● Work to be completed:
Could you turn every line of the records below into a JSON list of strings, one string per line, skipping blank lines and leaving the pictures out?

● Exercise inputs:
***

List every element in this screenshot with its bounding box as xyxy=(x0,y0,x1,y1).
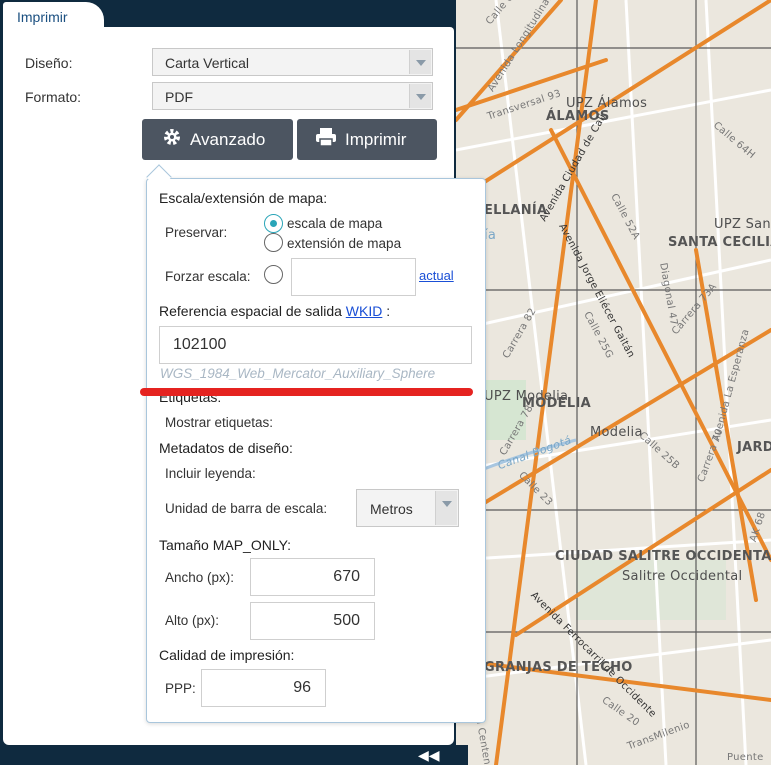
force-scale-label: Forzar escala: xyxy=(165,269,251,284)
collapse-icon[interactable]: ◀◀ xyxy=(418,747,440,764)
chevron-down-icon xyxy=(435,491,457,525)
dpi-label: PPP: xyxy=(165,681,196,696)
map-view[interactable]: UPZ Álamos ÁLAMOS ELLANÍA ía SANTA CECIL… xyxy=(456,0,771,765)
chevron-down-icon xyxy=(409,50,431,74)
preserve-extent-label: extensión de mapa xyxy=(287,236,402,251)
printer-icon xyxy=(315,127,337,152)
width-label: Ancho (px): xyxy=(165,570,235,585)
format-select-value: PDF xyxy=(165,89,193,105)
preserve-scale-radio[interactable] xyxy=(264,214,283,233)
map-label-puente: Puente xyxy=(727,752,764,763)
wkid-link[interactable]: WKID xyxy=(346,303,383,319)
format-label: Formato: xyxy=(25,89,82,105)
map-label-modelia-small: Modelia xyxy=(590,425,643,440)
advanced-button-label: Avanzado xyxy=(190,129,266,149)
layout-select-value: Carta Vertical xyxy=(165,55,250,71)
layout-label: Diseño: xyxy=(25,55,73,71)
current-scale-link[interactable]: actual xyxy=(419,268,454,283)
include-legend-label: Incluir leyenda: xyxy=(165,466,256,481)
force-scale-radio[interactable] xyxy=(264,265,283,284)
map-label-jard: JARD xyxy=(737,440,771,455)
force-scale-input[interactable] xyxy=(291,258,416,296)
spatial-ref-colon: : xyxy=(386,303,391,319)
quality-heading: Calidad de impresión: xyxy=(159,647,295,663)
wkid-input[interactable]: 102100 xyxy=(159,326,472,364)
width-input[interactable]: 670 xyxy=(250,558,375,596)
layout-select[interactable]: Carta Vertical xyxy=(152,48,433,76)
dpi-input[interactable]: 96 xyxy=(201,669,326,707)
scalebar-unit-value: Metros xyxy=(370,501,413,517)
map-label-upz-santa: UPZ Sant xyxy=(714,217,771,232)
scalebar-unit-label: Unidad de barra de escala: xyxy=(165,501,328,516)
format-select[interactable]: PDF xyxy=(152,82,433,110)
layout-metadata-heading: Metadatos de diseño: xyxy=(159,440,293,456)
print-button-label: Imprimir xyxy=(345,129,407,149)
scalebar-unit-select[interactable]: Metros xyxy=(356,489,459,527)
scale-extent-heading: Escala/extensión de mapa: xyxy=(159,190,328,206)
red-annotation-line xyxy=(140,388,473,396)
map-label-santa-cecilia: SANTA CECILIA xyxy=(668,235,771,250)
preserve-label: Preservar: xyxy=(165,225,228,240)
advanced-button[interactable]: Avanzado xyxy=(142,119,293,160)
spatial-ref-label: Referencia espacial de salida xyxy=(159,303,342,319)
height-input[interactable]: 500 xyxy=(250,602,375,640)
map-label-salitre-occidental: Salitre Occidental xyxy=(622,569,743,584)
preserve-extent-radio[interactable] xyxy=(264,233,283,252)
gear-icon xyxy=(162,127,182,152)
tab-imprimir[interactable]: Imprimir xyxy=(3,2,104,29)
height-label: Alto (px): xyxy=(165,613,220,628)
map-only-heading: Tamaño MAP_ONLY: xyxy=(159,537,292,553)
widget-footer: ◀◀ xyxy=(0,745,468,765)
wkid-name: WGS_1984_Web_Mercator_Auxiliary_Sphere xyxy=(160,366,436,381)
show-labels-label: Mostrar etiquetas: xyxy=(165,415,274,430)
chevron-down-icon xyxy=(409,84,431,108)
print-button[interactable]: Imprimir xyxy=(297,119,437,160)
map-label-ciudad-salitre: CIUDAD SALITRE OCCIDENTAL xyxy=(555,549,771,564)
preserve-scale-label: escala de mapa xyxy=(287,216,383,231)
spatial-ref-heading: Referencia espacial de salida WKID : xyxy=(159,303,390,319)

***

● Response for this exercise:
[
  "List every element in this screenshot with its bounding box as xyxy=(x0,y0,x1,y1).",
  "force-scale-label: Forzar escala: xyxy=(165,269,251,284)",
  "collapse-icon[interactable]: ◀◀ xyxy=(418,747,440,764)",
  "chevron-down-icon xyxy=(435,491,457,525)",
  "dpi-label: PPP: xyxy=(165,681,196,696)",
  "map-view[interactable]: UPZ Álamos ÁLAMOS ELLANÍA ía SANTA CECIL… xyxy=(456,0,771,765)",
  "chevron-down-icon xyxy=(409,50,431,74)",
  "preserve-extent-label: extensión de mapa xyxy=(287,236,402,251)",
  "printer-icon xyxy=(315,127,337,152)",
  "width-label: Ancho (px): xyxy=(165,570,235,585)",
  "format-select-value: PDF xyxy=(165,89,193,105)",
  "preserve-scale-radio[interactable] xyxy=(264,214,283,233)",
  "map-label-puente: Puente xyxy=(727,752,764,763)",
  "wkid-link[interactable]: WKID xyxy=(346,303,383,319)",
  "format-label: Formato: xyxy=(25,89,82,105)",
  "map-label-modelia-small: Modelia xyxy=(590,425,643,440)",
  "advanced-button-label: Avanzado xyxy=(190,129,266,149)",
  "layout-select-value: Carta Vertical xyxy=(165,55,250,71)",
  "layout-label: Diseño: xyxy=(25,55,73,71)",
  "current-scale-link[interactable]: actual xyxy=(419,268,454,283)",
  "include-legend-label: Incluir leyenda: xyxy=(165,466,256,481)",
  "force-scale-radio[interactable] xyxy=(264,265,283,284)",
  "map-label-jard: JARD xyxy=(737,440,771,455)",
  "force-scale-input[interactable] xyxy=(291,258,416,296)",
  "spatial-ref-colon: : xyxy=(386,303,391,319)",
  "quality-heading: Calidad de impresión: xyxy=(159,647,295,663)",
  "wkid-input[interactable]: 102100 xyxy=(159,326,472,364)",
  "width-input[interactable]: 670 xyxy=(250,558,375,596)",
  "layout-select[interactable]: Carta Vertical xyxy=(152,48,433,76)",
  "dpi-input[interactable]: 96 xyxy=(201,669,326,707)",
  "scalebar-unit-value: Metros xyxy=(370,501,413,517)",
  "map-label-upz-santa: UPZ Sant xyxy=(714,217,771,232)",
  "scalebar-unit-label: Unidad de barra de escala: xyxy=(165,501,328,516)",
  "format-select[interactable]: PDF xyxy=(152,82,433,110)",
  "layout-metadata-heading: Metadatos de diseño: xyxy=(159,440,293,456)",
  "print-button-label: Imprimir xyxy=(345,129,407,149)",
  "scalebar-unit-select[interactable]: Metros xyxy=(356,489,459,527)",
  "scale-extent-heading: Escala/extensión de mapa: xyxy=(159,190,328,206)",
  "red-annotation-line xyxy=(140,388,473,396)",
  "map-label-santa-cecilia: SANTA CECILIA xyxy=(668,235,771,250)",
  "preserve-label: Preservar: xyxy=(165,225,228,240)",
  "advanced-button[interactable]: Avanzado xyxy=(142,119,293,160)",
  "spatial-ref-label: Referencia espacial de salida xyxy=(159,303,342,319)",
  "height-input[interactable]: 500 xyxy=(250,602,375,640)",
  "map-label-salitre-occidental: Salitre Occidental xyxy=(622,569,743,584)",
  "preserve-extent-radio[interactable] xyxy=(264,233,283,252)",
  "gear-icon xyxy=(162,127,182,152)",
  "tab-imprimir[interactable]: Imprimir xyxy=(3,2,104,29)",
  "height-label: Alto (px): xyxy=(165,613,220,628)",
  "map-only-heading: Tamaño MAP_ONLY: xyxy=(159,537,292,553)",
  "widget-footer: ◀◀ xyxy=(0,745,468,765)",
  "wkid-name: WGS_1984_Web_Mercator_Auxiliary_Sphere xyxy=(160,366,436,381)",
  "show-labels-label: Mostrar etiquetas: xyxy=(165,415,274,430)",
  "chevron-down-icon xyxy=(409,84,431,108)",
  "print-button[interactable]: Imprimir xyxy=(297,119,437,160)",
  "map-label-ciudad-salitre: CIUDAD SALITRE OCCIDENTAL xyxy=(555,549,771,564)",
  "preserve-scale-label: escala de mapa xyxy=(287,216,383,231)",
  "spatial-ref-heading: Referencia espacial de salida WKID : xyxy=(159,303,390,319)"
]